Provided material ▸
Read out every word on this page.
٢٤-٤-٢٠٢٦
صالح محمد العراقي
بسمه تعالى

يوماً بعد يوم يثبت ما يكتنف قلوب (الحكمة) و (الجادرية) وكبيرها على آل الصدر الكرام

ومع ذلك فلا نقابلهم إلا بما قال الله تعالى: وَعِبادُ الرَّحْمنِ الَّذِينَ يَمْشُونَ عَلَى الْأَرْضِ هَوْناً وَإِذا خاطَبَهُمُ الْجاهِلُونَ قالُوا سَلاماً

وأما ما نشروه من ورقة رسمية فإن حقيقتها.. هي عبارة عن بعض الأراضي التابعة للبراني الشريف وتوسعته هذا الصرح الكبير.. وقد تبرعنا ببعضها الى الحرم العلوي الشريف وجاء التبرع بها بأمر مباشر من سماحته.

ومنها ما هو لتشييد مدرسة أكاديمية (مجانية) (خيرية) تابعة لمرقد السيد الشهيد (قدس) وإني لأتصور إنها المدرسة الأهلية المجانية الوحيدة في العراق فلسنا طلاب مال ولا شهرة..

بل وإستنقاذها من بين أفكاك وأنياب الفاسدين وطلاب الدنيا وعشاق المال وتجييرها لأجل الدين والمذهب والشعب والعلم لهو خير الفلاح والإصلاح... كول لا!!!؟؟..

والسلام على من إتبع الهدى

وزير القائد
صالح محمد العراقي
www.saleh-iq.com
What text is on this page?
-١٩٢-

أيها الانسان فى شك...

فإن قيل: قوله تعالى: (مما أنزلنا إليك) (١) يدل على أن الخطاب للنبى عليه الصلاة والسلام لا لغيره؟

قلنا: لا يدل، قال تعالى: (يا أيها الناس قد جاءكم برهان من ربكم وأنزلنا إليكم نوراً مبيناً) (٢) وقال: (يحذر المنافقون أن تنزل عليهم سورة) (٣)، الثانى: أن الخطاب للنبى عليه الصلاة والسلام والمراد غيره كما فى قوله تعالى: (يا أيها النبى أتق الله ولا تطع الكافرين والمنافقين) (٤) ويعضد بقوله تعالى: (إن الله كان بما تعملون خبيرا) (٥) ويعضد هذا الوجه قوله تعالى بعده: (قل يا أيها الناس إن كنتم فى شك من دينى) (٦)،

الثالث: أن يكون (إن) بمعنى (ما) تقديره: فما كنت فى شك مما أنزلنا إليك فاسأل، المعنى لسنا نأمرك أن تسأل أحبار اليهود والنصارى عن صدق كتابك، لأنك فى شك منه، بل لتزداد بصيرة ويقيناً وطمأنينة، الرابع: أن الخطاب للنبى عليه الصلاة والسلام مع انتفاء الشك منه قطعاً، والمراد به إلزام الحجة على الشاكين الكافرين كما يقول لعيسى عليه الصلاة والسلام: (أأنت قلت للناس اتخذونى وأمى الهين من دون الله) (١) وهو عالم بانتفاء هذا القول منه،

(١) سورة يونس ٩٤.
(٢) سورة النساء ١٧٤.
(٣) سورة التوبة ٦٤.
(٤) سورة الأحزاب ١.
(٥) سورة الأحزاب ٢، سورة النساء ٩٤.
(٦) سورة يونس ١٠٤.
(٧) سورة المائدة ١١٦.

Exercise requirements ▸ Extract every entry in the listing word for word.

Response to the exercise ▸
Read out every word on this page.
٢٤-٤-٢٠٢٦
صالح محمد العراقي
بسمه تعالى

يوماً بعد يوم يثبت ما يكتنف قلوب (الحكمة) و (الجادرية) وكبيرها على آل الصدر الكرام

ومع ذلك فلا نقابلهم إلا بما قال الله تعالى: وَعِبادُ الرَّحْمنِ الَّذِينَ يَمْشُونَ عَلَى الْأَرْضِ هَوْناً وَإِذا خاطَبَهُمُ الْجاهِلُونَ قالُوا سَلاماً

وأما ما نشروه من ورقة رسمية فإن حقيقتها.. هي عبارة عن بعض الأراضي التابعة للبراني الشريف وتوسعته هذا الصرح الكبير.. وقد تبرعنا ببعضها الى الحرم العلوي الشريف وجاء التبرع بها بأمر مباشر من سماحته.

ومنها ما هو لتشييد مدرسة أكاديمية (مجانية) (خيرية) تابعة لمرقد السيد الشهيد (قدس) وإني لأتصور إنها المدرسة الأهلية المجانية الوحيدة في العراق فلسنا طلاب مال ولا شهرة..

بل وإستنقاذها من بين أفكاك وأنياب الفاسدين وطلاب الدنيا وعشاق المال وتجييرها لأجل الدين والمذهب والشعب والعلم لهو خير الفلاح والإصلاح... كول لا!!!؟؟..

والسلام على من إتبع الهدى

وزير القائد
صالح محمد العراقي
www.saleh-iq.com
What text is on this page?
-١٩٢-

أيها الانسان فى شك...

فإن قيل: قوله تعالى: (مما أنزلنا إليك) (١) يدل على أن الخطاب للنبى عليه الصلاة والسلام لا لغيره؟

قلنا: لا يدل، قال تعالى: (يا أيها الناس قد جاءكم برهان من ربكم وأنزلنا إليكم نوراً مبيناً) (٢) وقال: (يحذر المنافقون أن تنزل عليهم سورة) (٣)، الثانى: أن الخطاب للنبى عليه الصلاة والسلام والمراد غيره كما فى قوله تعالى: (يا أيها النبى أتق الله ولا تطع الكافرين والمنافقين) (٤) ويعضد بقوله تعالى: (إن الله كان بما تعملون خبيرا) (٥) ويعضد هذا الوجه قوله تعالى بعده: (قل يا أيها الناس إن كنتم فى شك من دينى) (٦)،

الثالث: أن يكون (إن) بمعنى (ما) تقديره: فما كنت فى شك مما أنزلنا إليك فاسأل، المعنى لسنا نأمرك أن تسأل أحبار اليهود والنصارى عن صدق كتابك، لأنك فى شك منه، بل لتزداد بصيرة ويقيناً وطمأنينة، الرابع: أن الخطاب للنبى عليه الصلاة والسلام مع انتفاء الشك منه قطعاً، والمراد به إلزام الحجة على الشاكين الكافرين كما يقول لعيسى عليه الصلاة والسلام: (أأنت قلت للناس اتخذونى وأمى الهين من دون الله) (١) وهو عالم بانتفاء هذا القول منه،

(١) سورة يونس ٩٤.
(٢) سورة النساء ١٧٤.
(٣) سورة التوبة ٦٤.
(٤) سورة الأحزاب ١.
(٥) سورة الأحزاب ٢، سورة النساء ٩٤.
(٦) سورة يونس ١٠٤.
(٧) سورة المائدة ١١٦.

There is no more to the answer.